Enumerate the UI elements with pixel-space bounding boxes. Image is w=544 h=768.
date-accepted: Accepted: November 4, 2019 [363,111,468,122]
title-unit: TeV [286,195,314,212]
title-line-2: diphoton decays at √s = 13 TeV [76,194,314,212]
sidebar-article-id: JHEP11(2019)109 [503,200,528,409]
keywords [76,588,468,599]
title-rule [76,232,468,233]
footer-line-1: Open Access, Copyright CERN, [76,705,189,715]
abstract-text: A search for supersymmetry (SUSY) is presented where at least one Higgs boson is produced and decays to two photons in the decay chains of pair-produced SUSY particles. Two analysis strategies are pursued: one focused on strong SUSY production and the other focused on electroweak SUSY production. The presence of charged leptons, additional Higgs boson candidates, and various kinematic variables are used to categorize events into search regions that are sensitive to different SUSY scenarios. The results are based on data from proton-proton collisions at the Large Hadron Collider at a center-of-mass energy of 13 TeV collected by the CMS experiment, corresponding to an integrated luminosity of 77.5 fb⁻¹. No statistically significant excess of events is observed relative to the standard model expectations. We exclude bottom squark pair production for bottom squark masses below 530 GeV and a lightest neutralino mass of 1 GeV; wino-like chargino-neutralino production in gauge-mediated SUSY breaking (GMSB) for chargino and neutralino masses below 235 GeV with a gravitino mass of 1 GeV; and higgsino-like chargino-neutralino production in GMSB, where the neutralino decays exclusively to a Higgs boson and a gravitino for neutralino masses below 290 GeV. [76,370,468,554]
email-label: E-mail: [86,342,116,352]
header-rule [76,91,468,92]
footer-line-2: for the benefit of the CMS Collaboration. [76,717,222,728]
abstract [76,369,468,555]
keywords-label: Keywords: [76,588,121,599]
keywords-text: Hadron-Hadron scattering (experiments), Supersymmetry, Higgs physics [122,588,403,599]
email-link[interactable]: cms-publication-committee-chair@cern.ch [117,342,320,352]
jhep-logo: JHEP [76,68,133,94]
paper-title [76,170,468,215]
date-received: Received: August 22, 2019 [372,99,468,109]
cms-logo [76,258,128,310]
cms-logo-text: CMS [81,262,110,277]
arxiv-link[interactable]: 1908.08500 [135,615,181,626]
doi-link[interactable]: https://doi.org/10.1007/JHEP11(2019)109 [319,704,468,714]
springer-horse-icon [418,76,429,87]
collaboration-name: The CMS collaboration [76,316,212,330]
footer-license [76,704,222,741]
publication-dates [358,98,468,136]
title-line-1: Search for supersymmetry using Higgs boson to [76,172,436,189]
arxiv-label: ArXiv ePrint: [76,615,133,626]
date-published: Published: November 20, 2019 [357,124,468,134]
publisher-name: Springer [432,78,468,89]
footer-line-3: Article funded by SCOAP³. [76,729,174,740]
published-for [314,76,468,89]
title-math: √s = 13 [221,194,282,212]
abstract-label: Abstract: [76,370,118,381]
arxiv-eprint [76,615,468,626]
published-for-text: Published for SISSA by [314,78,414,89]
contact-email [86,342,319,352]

********

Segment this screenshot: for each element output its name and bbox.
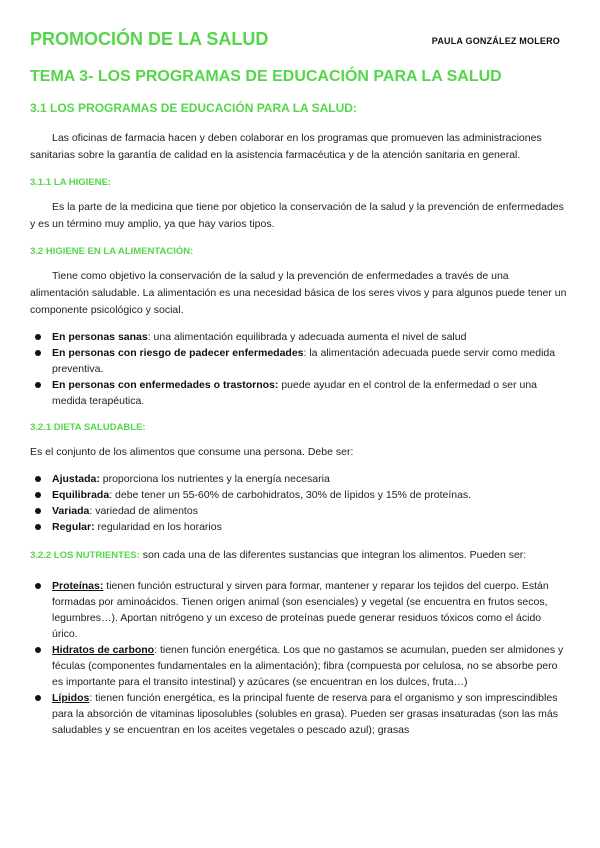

********

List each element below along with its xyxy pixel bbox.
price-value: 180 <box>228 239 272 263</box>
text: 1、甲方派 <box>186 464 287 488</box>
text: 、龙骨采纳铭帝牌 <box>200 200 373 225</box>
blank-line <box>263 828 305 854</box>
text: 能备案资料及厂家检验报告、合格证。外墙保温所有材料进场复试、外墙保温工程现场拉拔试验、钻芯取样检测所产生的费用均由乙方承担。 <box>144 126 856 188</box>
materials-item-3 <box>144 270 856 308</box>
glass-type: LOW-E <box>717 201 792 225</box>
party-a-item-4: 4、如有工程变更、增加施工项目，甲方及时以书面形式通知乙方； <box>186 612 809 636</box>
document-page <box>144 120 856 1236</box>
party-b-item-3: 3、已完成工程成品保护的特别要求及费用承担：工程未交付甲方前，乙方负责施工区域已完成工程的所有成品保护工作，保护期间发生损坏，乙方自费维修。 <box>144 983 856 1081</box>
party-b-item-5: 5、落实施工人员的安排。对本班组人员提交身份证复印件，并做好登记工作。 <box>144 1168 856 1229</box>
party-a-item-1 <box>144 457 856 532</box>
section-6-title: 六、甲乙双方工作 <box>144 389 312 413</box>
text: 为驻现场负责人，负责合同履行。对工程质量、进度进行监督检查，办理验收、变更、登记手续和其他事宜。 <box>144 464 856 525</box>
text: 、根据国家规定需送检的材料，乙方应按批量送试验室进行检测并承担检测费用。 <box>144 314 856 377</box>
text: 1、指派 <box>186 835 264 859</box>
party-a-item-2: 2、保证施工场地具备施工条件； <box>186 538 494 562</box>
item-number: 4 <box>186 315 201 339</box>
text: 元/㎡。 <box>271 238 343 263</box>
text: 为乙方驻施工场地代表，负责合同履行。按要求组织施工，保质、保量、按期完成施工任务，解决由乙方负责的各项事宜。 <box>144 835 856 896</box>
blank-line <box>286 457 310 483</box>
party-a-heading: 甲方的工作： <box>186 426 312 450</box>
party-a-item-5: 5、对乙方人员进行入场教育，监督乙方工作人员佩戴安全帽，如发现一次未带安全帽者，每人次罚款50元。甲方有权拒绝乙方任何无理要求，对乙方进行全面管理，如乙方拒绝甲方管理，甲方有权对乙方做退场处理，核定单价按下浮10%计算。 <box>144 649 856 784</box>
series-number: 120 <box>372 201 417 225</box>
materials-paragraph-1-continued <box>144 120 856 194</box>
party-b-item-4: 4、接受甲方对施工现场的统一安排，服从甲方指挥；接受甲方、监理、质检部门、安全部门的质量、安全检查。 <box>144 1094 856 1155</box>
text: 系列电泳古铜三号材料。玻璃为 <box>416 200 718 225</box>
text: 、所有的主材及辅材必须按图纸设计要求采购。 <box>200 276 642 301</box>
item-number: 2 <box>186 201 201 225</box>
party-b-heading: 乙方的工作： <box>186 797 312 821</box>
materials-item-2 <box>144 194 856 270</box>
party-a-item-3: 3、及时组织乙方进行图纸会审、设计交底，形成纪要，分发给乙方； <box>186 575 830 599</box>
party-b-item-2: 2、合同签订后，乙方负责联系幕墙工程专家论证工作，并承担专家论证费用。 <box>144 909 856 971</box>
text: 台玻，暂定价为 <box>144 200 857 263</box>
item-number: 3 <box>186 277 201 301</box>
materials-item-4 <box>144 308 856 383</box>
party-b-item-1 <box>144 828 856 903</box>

********

- [What you will do]
Arrange the material starting at the line containing "Enumerate the UI" and ending at the line containing "footer-line-1: Open Access, Copyright" as a two-column CSV with the header instruction,output. Give each instruction and the answer that follows it their own row, with every field in double quotes and line breaks replaced by spaces.

- [Task solution]
instruction,output
"Enumerate the UI elements with pixel-space bounding boxes. Image is w=544 h=768.","date-accepted: Accepted: November 4, 2019 [363,111,468,122] title-unit: TeV [286,195,314,212] title-line-2: diphoton decays at √s = 13 TeV [76,194,314,212] sidebar-article-id: JHEP11(2019)109 [503,200,528,409] keywords [76,588,468,599] title-rule [76,232,468,233] footer-line-1: Open Access, Copyright CERN, [76,705,189,715]"